* Goal of the exercise: Look for the string "What" and copy every line that has it.

════════════════════

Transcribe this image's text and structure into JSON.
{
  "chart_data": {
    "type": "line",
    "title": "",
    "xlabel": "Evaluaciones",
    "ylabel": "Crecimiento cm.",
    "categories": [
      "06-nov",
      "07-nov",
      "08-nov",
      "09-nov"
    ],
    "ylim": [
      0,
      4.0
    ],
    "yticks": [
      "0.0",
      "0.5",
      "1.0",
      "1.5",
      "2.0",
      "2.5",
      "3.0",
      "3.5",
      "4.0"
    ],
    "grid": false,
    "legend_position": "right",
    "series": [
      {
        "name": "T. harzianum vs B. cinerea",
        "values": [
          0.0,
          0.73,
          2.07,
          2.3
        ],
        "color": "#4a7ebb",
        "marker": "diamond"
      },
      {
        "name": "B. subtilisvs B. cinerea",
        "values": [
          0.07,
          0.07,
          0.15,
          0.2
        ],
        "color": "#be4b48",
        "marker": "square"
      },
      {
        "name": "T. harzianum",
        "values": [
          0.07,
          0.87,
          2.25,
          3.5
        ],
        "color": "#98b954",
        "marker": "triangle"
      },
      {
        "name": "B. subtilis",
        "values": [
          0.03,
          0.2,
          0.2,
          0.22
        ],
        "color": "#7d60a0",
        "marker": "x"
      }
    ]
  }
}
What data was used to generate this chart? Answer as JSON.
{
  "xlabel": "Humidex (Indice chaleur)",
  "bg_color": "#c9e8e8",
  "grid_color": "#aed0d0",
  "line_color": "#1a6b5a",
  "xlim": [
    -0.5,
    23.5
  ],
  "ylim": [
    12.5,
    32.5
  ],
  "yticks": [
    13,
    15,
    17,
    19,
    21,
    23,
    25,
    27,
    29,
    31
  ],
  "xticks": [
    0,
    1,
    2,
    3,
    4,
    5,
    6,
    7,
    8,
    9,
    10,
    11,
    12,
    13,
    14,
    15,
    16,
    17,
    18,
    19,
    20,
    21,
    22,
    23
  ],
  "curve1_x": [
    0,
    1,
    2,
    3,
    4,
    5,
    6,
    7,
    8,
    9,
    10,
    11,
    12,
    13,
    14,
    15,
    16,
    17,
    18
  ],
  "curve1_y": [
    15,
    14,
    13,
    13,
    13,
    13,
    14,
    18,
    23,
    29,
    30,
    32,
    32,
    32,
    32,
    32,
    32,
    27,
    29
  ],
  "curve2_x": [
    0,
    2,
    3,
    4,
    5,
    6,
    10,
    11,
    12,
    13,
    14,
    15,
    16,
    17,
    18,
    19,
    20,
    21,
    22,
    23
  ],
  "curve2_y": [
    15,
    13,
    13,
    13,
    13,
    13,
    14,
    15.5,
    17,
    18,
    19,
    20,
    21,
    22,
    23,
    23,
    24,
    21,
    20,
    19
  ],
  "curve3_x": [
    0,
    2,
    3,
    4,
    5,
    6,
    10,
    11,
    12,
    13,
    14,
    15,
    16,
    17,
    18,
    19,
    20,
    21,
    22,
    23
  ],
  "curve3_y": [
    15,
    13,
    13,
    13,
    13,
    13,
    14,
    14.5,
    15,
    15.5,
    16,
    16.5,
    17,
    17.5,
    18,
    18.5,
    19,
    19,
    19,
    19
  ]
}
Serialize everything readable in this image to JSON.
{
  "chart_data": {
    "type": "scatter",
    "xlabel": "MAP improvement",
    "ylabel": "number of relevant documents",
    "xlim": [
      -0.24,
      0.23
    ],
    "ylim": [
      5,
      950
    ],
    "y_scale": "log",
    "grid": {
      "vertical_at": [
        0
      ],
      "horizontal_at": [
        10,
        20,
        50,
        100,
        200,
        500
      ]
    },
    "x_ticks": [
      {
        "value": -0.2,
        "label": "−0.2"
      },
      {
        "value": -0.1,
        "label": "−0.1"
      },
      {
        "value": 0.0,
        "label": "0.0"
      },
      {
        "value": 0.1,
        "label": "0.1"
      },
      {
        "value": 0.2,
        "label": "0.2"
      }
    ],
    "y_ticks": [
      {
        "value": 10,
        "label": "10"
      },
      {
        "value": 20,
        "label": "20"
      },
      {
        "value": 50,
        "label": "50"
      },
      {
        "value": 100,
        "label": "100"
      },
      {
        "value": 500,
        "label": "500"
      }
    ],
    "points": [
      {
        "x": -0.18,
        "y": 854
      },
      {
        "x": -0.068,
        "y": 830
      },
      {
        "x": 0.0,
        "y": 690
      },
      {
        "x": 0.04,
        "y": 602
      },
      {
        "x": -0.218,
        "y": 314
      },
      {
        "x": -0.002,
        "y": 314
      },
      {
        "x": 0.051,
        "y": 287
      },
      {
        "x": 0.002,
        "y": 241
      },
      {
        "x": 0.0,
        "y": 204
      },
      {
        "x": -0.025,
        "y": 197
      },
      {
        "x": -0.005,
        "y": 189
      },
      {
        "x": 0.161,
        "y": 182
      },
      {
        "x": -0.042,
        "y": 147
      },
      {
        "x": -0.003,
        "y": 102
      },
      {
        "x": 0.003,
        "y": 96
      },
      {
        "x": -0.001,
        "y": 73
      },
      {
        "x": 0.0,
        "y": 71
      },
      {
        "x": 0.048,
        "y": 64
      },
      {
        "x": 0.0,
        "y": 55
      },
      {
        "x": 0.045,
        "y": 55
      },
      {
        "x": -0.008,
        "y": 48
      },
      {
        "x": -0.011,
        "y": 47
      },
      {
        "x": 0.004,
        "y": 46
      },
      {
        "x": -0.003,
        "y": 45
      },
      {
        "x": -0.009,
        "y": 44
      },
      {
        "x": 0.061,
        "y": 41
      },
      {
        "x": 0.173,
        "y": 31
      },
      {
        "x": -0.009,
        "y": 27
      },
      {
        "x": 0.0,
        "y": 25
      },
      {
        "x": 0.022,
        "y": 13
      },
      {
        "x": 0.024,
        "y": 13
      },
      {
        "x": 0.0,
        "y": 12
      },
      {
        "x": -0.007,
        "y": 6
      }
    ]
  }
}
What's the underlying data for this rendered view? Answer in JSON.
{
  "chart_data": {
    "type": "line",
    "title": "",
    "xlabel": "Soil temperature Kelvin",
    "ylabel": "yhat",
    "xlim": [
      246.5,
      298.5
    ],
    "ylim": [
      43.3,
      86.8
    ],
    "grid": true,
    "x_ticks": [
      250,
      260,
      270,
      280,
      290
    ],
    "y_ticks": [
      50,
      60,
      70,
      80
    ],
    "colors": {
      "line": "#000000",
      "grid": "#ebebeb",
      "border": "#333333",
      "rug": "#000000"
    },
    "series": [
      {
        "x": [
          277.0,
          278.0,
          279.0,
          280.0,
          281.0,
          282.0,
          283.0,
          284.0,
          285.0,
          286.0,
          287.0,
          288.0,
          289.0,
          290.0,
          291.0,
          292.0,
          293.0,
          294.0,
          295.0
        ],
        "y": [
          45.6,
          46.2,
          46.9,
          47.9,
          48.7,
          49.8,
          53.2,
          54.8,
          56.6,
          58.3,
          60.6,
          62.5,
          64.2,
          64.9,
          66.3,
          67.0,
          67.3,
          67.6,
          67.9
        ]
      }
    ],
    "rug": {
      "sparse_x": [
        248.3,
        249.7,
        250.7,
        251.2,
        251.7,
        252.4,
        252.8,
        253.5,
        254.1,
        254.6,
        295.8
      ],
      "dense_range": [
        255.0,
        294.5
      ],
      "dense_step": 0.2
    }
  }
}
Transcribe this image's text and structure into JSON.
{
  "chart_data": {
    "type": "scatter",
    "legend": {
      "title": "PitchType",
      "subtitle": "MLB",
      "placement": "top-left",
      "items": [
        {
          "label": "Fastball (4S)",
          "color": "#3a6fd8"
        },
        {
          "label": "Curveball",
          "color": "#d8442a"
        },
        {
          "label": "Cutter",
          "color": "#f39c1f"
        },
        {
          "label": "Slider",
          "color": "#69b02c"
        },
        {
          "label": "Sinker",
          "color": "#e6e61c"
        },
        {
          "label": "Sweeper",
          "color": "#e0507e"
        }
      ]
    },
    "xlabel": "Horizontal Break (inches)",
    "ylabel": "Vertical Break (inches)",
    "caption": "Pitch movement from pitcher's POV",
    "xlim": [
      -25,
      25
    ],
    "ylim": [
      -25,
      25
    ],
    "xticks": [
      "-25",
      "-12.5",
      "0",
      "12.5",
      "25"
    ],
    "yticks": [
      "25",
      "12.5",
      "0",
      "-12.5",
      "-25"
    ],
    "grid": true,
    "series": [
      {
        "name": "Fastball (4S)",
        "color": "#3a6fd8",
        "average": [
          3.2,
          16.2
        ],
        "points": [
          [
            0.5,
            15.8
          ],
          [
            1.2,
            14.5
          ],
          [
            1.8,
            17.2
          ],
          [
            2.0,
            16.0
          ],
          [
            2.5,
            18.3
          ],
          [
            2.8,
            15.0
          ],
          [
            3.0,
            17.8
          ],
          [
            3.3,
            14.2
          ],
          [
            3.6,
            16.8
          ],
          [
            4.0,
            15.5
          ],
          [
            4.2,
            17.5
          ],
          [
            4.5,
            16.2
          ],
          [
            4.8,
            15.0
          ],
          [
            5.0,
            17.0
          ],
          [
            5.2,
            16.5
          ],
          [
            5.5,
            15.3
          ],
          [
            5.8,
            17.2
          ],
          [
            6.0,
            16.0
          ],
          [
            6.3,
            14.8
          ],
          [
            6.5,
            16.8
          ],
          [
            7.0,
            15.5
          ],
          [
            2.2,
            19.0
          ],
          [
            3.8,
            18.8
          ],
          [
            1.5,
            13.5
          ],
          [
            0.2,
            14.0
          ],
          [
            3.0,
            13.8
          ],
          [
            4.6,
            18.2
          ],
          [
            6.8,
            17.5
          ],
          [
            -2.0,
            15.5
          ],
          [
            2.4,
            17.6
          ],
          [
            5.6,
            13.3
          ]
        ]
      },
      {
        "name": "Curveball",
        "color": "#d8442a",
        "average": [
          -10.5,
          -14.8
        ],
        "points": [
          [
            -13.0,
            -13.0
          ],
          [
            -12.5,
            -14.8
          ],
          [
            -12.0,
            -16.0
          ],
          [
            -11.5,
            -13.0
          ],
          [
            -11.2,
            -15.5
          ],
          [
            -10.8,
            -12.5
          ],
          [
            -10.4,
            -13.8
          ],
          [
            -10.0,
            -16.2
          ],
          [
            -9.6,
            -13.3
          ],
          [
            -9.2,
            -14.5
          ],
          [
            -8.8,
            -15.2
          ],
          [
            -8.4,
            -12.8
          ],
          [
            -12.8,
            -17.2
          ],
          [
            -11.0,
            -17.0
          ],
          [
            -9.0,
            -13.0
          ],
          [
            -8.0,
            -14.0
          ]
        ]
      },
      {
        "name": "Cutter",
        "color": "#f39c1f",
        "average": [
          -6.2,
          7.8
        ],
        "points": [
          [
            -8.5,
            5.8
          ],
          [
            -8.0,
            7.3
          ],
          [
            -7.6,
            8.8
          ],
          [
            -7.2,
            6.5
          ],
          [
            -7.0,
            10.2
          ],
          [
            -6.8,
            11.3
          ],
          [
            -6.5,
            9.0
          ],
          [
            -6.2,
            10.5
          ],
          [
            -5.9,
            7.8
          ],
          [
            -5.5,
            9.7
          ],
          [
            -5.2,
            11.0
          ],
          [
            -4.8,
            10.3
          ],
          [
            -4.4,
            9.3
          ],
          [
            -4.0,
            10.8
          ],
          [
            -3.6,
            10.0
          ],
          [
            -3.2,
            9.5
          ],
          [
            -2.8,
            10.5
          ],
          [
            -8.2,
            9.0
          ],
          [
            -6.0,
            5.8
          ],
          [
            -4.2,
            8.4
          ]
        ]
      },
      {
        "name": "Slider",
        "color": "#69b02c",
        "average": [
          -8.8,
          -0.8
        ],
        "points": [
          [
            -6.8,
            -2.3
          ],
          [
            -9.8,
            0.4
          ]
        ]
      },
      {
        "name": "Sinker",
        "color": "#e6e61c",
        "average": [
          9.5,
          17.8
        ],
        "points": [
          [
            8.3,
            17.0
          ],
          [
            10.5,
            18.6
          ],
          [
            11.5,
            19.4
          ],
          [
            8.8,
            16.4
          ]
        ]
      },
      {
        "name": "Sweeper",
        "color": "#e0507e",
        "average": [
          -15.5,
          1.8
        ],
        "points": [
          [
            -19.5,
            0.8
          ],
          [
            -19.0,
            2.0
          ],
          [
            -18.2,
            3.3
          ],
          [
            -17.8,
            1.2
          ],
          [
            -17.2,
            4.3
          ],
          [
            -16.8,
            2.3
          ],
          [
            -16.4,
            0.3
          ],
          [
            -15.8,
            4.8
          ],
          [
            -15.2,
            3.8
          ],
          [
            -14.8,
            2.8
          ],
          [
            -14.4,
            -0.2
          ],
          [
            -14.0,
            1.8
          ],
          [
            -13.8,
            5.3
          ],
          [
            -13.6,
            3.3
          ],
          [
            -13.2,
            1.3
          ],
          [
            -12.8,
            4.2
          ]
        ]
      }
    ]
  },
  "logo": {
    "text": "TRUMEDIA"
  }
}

════════════════════

* The completed task:
What data was used to generate this chart? Answer as JSON.
What's the underlying data for this rendered view? Answer in JSON.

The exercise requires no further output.